• Do this: Please write out every line of the items below word for word, leaving out the pictures.

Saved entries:
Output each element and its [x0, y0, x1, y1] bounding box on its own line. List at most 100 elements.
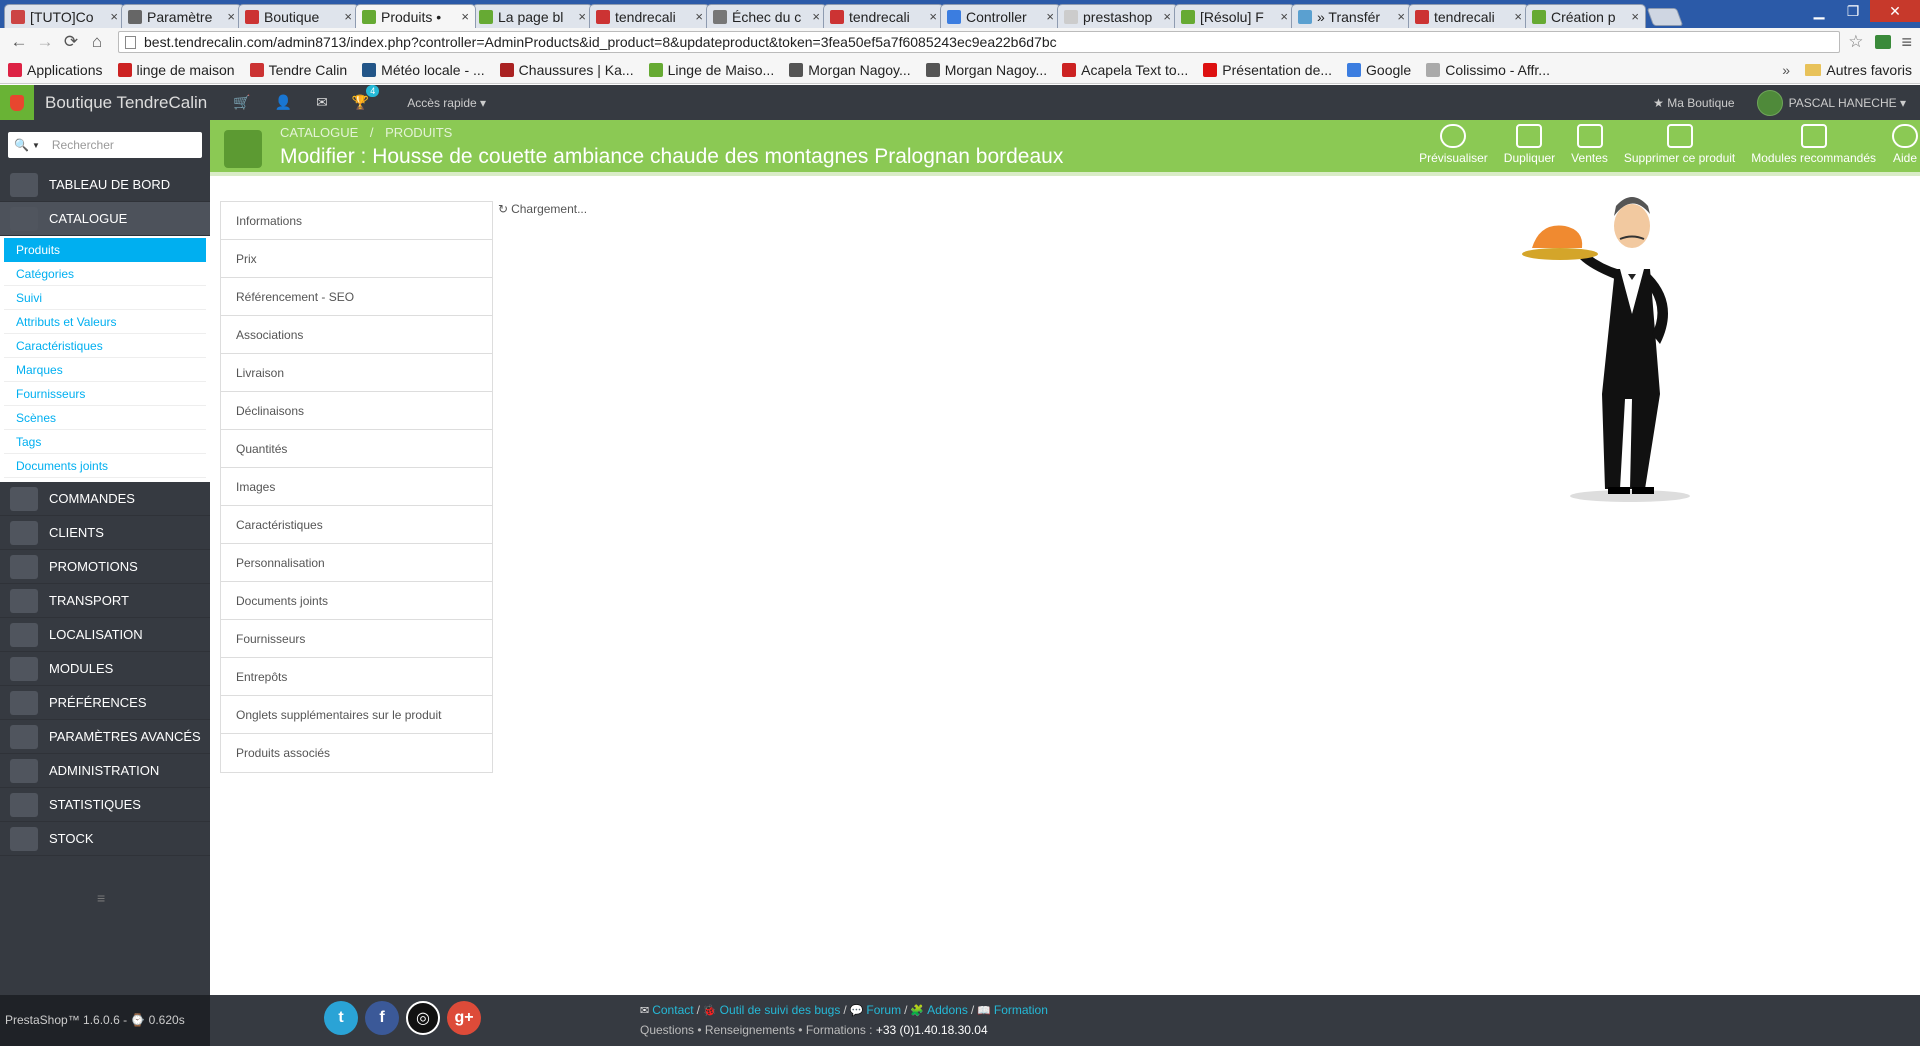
tab-close-icon[interactable]: × — [1046, 9, 1054, 24]
product-tab[interactable]: Fournisseurs — [221, 620, 492, 658]
submenu-item[interactable]: Suivi — [4, 286, 206, 310]
bookmark-item[interactable]: Tendre Calin — [249, 62, 347, 78]
product-tab[interactable]: Prix — [221, 240, 492, 278]
submenu-item[interactable]: Tags — [4, 430, 206, 454]
google-plus-icon[interactable]: g+ — [447, 1001, 481, 1035]
footer-link[interactable]: Forum — [866, 1003, 901, 1017]
browser-tab[interactable]: tendrecali × — [589, 4, 710, 28]
product-tab[interactable]: Associations — [221, 316, 492, 354]
sales-button[interactable]: Ventes — [1571, 124, 1608, 165]
recommended-modules-button[interactable]: Modules recommandés — [1751, 124, 1876, 165]
facebook-icon[interactable]: f — [365, 1001, 399, 1035]
back-icon[interactable]: ← — [8, 32, 30, 52]
sidebar-item-preferences[interactable]: PRÉFÉRENCES — [0, 686, 210, 720]
browser-tab[interactable]: tendrecali × — [1408, 4, 1529, 28]
submenu-item[interactable]: Marques — [4, 358, 206, 382]
submenu-item[interactable]: Catégories — [4, 262, 206, 286]
browser-tab[interactable]: prestashop × — [1057, 4, 1178, 28]
user-menu[interactable]: PASCAL HANECHE ▾ — [1789, 96, 1906, 110]
prestashop-logo[interactable] — [0, 85, 34, 120]
duplicate-button[interactable]: Dupliquer — [1504, 124, 1555, 165]
footer-link[interactable]: Formation — [994, 1003, 1048, 1017]
tab-close-icon[interactable]: × — [1163, 9, 1171, 24]
close-window-button[interactable]: ✕ — [1870, 0, 1920, 22]
product-tab[interactable]: Produits associés — [221, 734, 492, 772]
url-input[interactable]: best.tendrecalin.com/admin8713/index.php… — [118, 31, 1841, 53]
submenu-item[interactable]: Documents joints — [4, 454, 206, 478]
browser-tab[interactable]: Controller × — [940, 4, 1061, 28]
sidebar-item-modules[interactable]: MODULES — [0, 652, 210, 686]
submenu-item[interactable]: Attributs et Valeurs — [4, 310, 206, 334]
tab-close-icon[interactable]: × — [1280, 9, 1288, 24]
reload-icon[interactable]: ⟳ — [60, 32, 82, 52]
product-tab[interactable]: Référencement - SEO — [221, 278, 492, 316]
browser-tab[interactable]: Création p × — [1525, 4, 1646, 28]
tab-close-icon[interactable]: × — [1397, 9, 1405, 24]
bookmark-item[interactable]: Linge de Maiso... — [648, 62, 774, 78]
sidebar-item-administration[interactable]: ADMINISTRATION — [0, 754, 210, 788]
browser-tab[interactable]: Produits • × — [355, 4, 476, 28]
tab-close-icon[interactable]: × — [227, 9, 235, 24]
sidebar-item-clients[interactable]: CLIENTS — [0, 516, 210, 550]
tab-close-icon[interactable]: × — [578, 9, 586, 24]
maximize-button[interactable]: ❐ — [1836, 0, 1870, 22]
minimize-button[interactable]: ▁ — [1802, 0, 1836, 22]
shop-name[interactable]: Boutique TendreCalin — [45, 93, 207, 113]
product-tab[interactable]: Quantités — [221, 430, 492, 468]
bookmark-item[interactable]: Acapela Text to... — [1062, 62, 1188, 78]
sidebar-item-localisation[interactable]: LOCALISATION — [0, 618, 210, 652]
tab-close-icon[interactable]: × — [344, 9, 352, 24]
product-tab[interactable]: Entrepôts — [221, 658, 492, 696]
delete-product-button[interactable]: Supprimer ce produit — [1624, 124, 1735, 165]
product-tab[interactable]: Documents joints — [221, 582, 492, 620]
sidebar-item-catalogue[interactable]: CATALOGUE — [0, 202, 210, 236]
preview-button[interactable]: Prévisualiser — [1419, 124, 1488, 165]
bookmark-item[interactable]: Morgan Nagoy... — [789, 62, 911, 78]
browser-tab[interactable]: tendrecali × — [823, 4, 944, 28]
tab-close-icon[interactable]: × — [1514, 9, 1522, 24]
product-tab[interactable]: Images — [221, 468, 492, 506]
sidebar-item-parametres-avances[interactable]: PARAMÈTRES AVANCÉS — [0, 720, 210, 754]
browser-tab[interactable]: [TUTO]Co × — [4, 4, 125, 28]
bookmark-item[interactable]: Colissimo - Affr... — [1426, 62, 1550, 78]
github-icon[interactable]: ◎ — [406, 1001, 440, 1035]
sidebar-collapse-icon[interactable]: ≡ — [97, 890, 105, 906]
forward-icon[interactable]: → — [34, 32, 56, 52]
footer-link[interactable]: Outil de suivi des bugs — [720, 1003, 841, 1017]
cart-icon[interactable]: 🛒 — [233, 94, 250, 111]
footer-link[interactable]: Contact — [652, 1003, 693, 1017]
customer-icon[interactable]: 👤 — [275, 94, 292, 111]
product-tab[interactable]: Caractéristiques — [221, 506, 492, 544]
breadcrumb-catalogue[interactable]: CATALOGUE — [280, 125, 358, 140]
bookmark-item[interactable]: Applications — [8, 62, 103, 78]
bookmark-item[interactable]: Google — [1347, 62, 1411, 78]
home-icon[interactable]: ⌂ — [86, 32, 108, 52]
bookmark-star-icon[interactable]: ☆ — [1848, 32, 1863, 52]
tab-close-icon[interactable]: × — [110, 9, 118, 24]
browser-tab[interactable]: Boutique × — [238, 4, 359, 28]
browser-tab[interactable]: Échec du c × — [706, 4, 827, 28]
product-tab[interactable]: Livraison — [221, 354, 492, 392]
bookmark-item[interactable]: Présentation de... — [1203, 62, 1332, 78]
mail-icon[interactable]: ✉ — [316, 94, 328, 111]
quick-access-menu[interactable]: Accès rapide ▾ — [407, 96, 486, 110]
bookmark-item[interactable]: linge de maison — [117, 62, 235, 78]
sidebar-item-statistiques[interactable]: STATISTIQUES — [0, 788, 210, 822]
my-shop-link[interactable]: ★ Ma Boutique — [1653, 96, 1734, 110]
new-tab-button[interactable] — [1646, 8, 1684, 26]
avatar[interactable] — [1756, 89, 1783, 116]
tab-close-icon[interactable]: × — [929, 9, 937, 24]
submenu-item[interactable]: Scènes — [4, 406, 206, 430]
trophy-icon[interactable]: 🏆 4 — [352, 85, 380, 111]
product-tab[interactable]: Personnalisation — [221, 544, 492, 582]
browser-tab[interactable]: La page bl × — [472, 4, 593, 28]
browser-menu-icon[interactable]: ≡ — [1901, 32, 1912, 53]
browser-tab[interactable]: [Résolu] F × — [1174, 4, 1295, 28]
breadcrumb-products[interactable]: PRODUITS — [385, 125, 452, 140]
product-tab[interactable]: Déclinaisons — [221, 392, 492, 430]
sidebar-item-commandes[interactable]: COMMANDES — [0, 482, 210, 516]
twitter-icon[interactable]: t — [324, 1001, 358, 1035]
help-button[interactable]: Aide — [1892, 124, 1918, 165]
sidebar-item-transport[interactable]: TRANSPORT — [0, 584, 210, 618]
bookmark-item[interactable]: Météo locale - ... — [362, 62, 485, 78]
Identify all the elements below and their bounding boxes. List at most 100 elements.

• Worked answer:
Output each element and its [x0, y0, x1, y1] bounding box on its own line. List at most 100 elements.
tab-close-icon[interactable]: × — [1046, 9, 1054, 24]
product-tab[interactable]: Fournisseurs — [221, 620, 492, 658]
submenu-item[interactable]: Suivi — [4, 286, 206, 310]
bookmark-item[interactable]: Tendre Calin — [249, 62, 347, 78]
product-tab[interactable]: Prix — [221, 240, 492, 278]
submenu-item[interactable]: Tags — [4, 430, 206, 454]
google-plus-icon[interactable]: g+ — [447, 1001, 481, 1035]
footer-link[interactable]: Forum — [866, 1003, 901, 1017]
browser-tab[interactable]: tendrecali × — [589, 4, 710, 28]
product-tab[interactable]: Associations — [221, 316, 492, 354]
sales-button[interactable]: Ventes — [1571, 124, 1608, 165]
recommended-modules-button[interactable]: Modules recommandés — [1751, 124, 1876, 165]
facebook-icon[interactable]: f — [365, 1001, 399, 1035]
back-icon[interactable]: ← — [8, 32, 30, 52]
sidebar-item-preferences[interactable]: PRÉFÉRENCES — [0, 686, 210, 720]
browser-tab[interactable]: tendrecali × — [1408, 4, 1529, 28]
submenu-item[interactable]: Marques — [4, 358, 206, 382]
submenu-item[interactable]: Catégories — [4, 262, 206, 286]
browser-tab[interactable]: prestashop × — [1057, 4, 1178, 28]
user-menu[interactable]: PASCAL HANECHE ▾ — [1789, 96, 1906, 110]
prestashop-logo[interactable] — [0, 85, 34, 120]
duplicate-button[interactable]: Dupliquer — [1504, 124, 1555, 165]
footer-link[interactable]: Formation — [994, 1003, 1048, 1017]
tab-close-icon[interactable]: × — [1163, 9, 1171, 24]
close-window-button[interactable]: ✕ — [1870, 0, 1920, 22]
product-tab[interactable]: Produits associés — [221, 734, 492, 772]
url-input[interactable]: best.tendrecalin.com/admin8713/index.php… — [118, 31, 1841, 53]
submenu-item[interactable]: Documents joints — [4, 454, 206, 478]
browser-tab[interactable]: Controller × — [940, 4, 1061, 28]
sidebar-item-modules[interactable]: MODULES — [0, 652, 210, 686]
submenu-item[interactable]: Attributs et Valeurs — [4, 310, 206, 334]
tab-close-icon[interactable]: × — [1280, 9, 1288, 24]
reload-icon[interactable]: ⟳ — [60, 32, 82, 52]
product-tab[interactable]: Référencement - SEO — [221, 278, 492, 316]
browser-tab[interactable]: Création p × — [1525, 4, 1646, 28]
tab-close-icon[interactable]: × — [1397, 9, 1405, 24]
bookmark-item[interactable]: Linge de Maiso... — [648, 62, 774, 78]
sidebar-item-administration[interactable]: ADMINISTRATION — [0, 754, 210, 788]
browser-tab[interactable]: Produits • × — [355, 4, 476, 28]
tab-close-icon[interactable]: × — [227, 9, 235, 24]
sidebar-item-clients[interactable]: CLIENTS — [0, 516, 210, 550]
tab-close-icon[interactable]: × — [578, 9, 586, 24]
maximize-button[interactable]: ❐ — [1836, 0, 1870, 22]
minimize-button[interactable]: ▁ — [1802, 0, 1836, 22]
shop-name[interactable]: Boutique TendreCalin — [45, 93, 207, 113]
product-tab[interactable]: Quantités — [221, 430, 492, 468]
bookmark-item[interactable]: Acapela Text to... — [1062, 62, 1188, 78]
sidebar-item-localisation[interactable]: LOCALISATION — [0, 618, 210, 652]
tab-close-icon[interactable]: × — [344, 9, 352, 24]
product-tab[interactable]: Entrepôts — [221, 658, 492, 696]
delete-product-button[interactable]: Supprimer ce produit — [1624, 124, 1735, 165]
product-tab[interactable]: Documents joints — [221, 582, 492, 620]
sidebar-item-catalogue[interactable]: CATALOGUE — [0, 202, 210, 236]
preview-button[interactable]: Prévisualiser — [1419, 124, 1488, 165]
bookmark-item[interactable]: Morgan Nagoy... — [789, 62, 911, 78]
browser-tab[interactable]: tendrecali × — [823, 4, 944, 28]
tab-close-icon[interactable]: × — [1514, 9, 1522, 24]
product-tab[interactable]: Images — [221, 468, 492, 506]
sidebar-item-parametres-avances[interactable]: PARAMÈTRES AVANCÉS — [0, 720, 210, 754]
browser-tab[interactable]: [TUTO]Co × — [4, 4, 125, 28]
bookmark-item[interactable]: Colissimo - Affr... — [1426, 62, 1550, 78]
github-icon[interactable]: ◎ — [406, 1001, 440, 1035]
sidebar-collapse-icon[interactable]: ≡ — [97, 890, 105, 906]
forward-icon[interactable]: → — [34, 32, 56, 52]
footer-link[interactable]: Outil de suivi des bugs — [720, 1003, 841, 1017]
cart-icon[interactable]: 🛒 — [233, 94, 250, 111]
footer-link[interactable]: Contact — [652, 1003, 693, 1017]
customer-icon[interactable]: 👤 — [275, 94, 292, 111]
product-tab[interactable]: Caractéristiques — [221, 506, 492, 544]
breadcrumb-catalogue[interactable]: CATALOGUE — [280, 125, 358, 140]
bookmark-item[interactable]: Applications — [8, 62, 103, 78]
bookmark-item[interactable]: Google — [1347, 62, 1411, 78]
home-icon[interactable]: ⌂ — [86, 32, 108, 52]
bookmark-star-icon[interactable]: ☆ — [1848, 32, 1863, 52]
tab-close-icon[interactable]: × — [110, 9, 118, 24]
browser-tab[interactable]: Boutique × — [238, 4, 359, 28]
browser-tab[interactable]: Échec du c × — [706, 4, 827, 28]
product-tab[interactable]: Livraison — [221, 354, 492, 392]
bookmark-item[interactable]: Présentation de... — [1203, 62, 1332, 78]
mail-icon[interactable]: ✉ — [316, 94, 328, 111]
quick-access-menu[interactable]: Accès rapide ▾ — [407, 96, 486, 110]
bookmark-item[interactable]: linge de maison — [117, 62, 235, 78]
sidebar-item-statistiques[interactable]: STATISTIQUES — [0, 788, 210, 822]
my-shop-link[interactable]: ★ Ma Boutique — [1653, 96, 1734, 110]
new-tab-button[interactable] — [1646, 8, 1684, 26]
avatar[interactable] — [1756, 89, 1783, 116]
tab-close-icon[interactable]: × — [929, 9, 937, 24]
submenu-item[interactable]: Scènes — [4, 406, 206, 430]
trophy-icon[interactable]: 🏆 4 — [352, 85, 380, 111]
product-tab[interactable]: Personnalisation — [221, 544, 492, 582]
browser-tab[interactable]: La page bl × — [472, 4, 593, 28]
browser-menu-icon[interactable]: ≡ — [1901, 32, 1912, 53]
browser-tab[interactable]: [Résolu] F × — [1174, 4, 1295, 28]
breadcrumb-products[interactable]: PRODUITS — [385, 125, 452, 140]
product-tab[interactable]: Déclinaisons — [221, 392, 492, 430]
sidebar-item-commandes[interactable]: COMMANDES — [0, 482, 210, 516]
twitter-icon[interactable]: t — [324, 1001, 358, 1035]
help-button[interactable]: Aide — [1892, 124, 1918, 165]
sidebar-item-transport[interactable]: TRANSPORT — [0, 584, 210, 618]
bookmark-item[interactable]: Météo locale - ... — [362, 62, 485, 78]
Identify all the elements below and their bounding boxes. List at most 100 elements.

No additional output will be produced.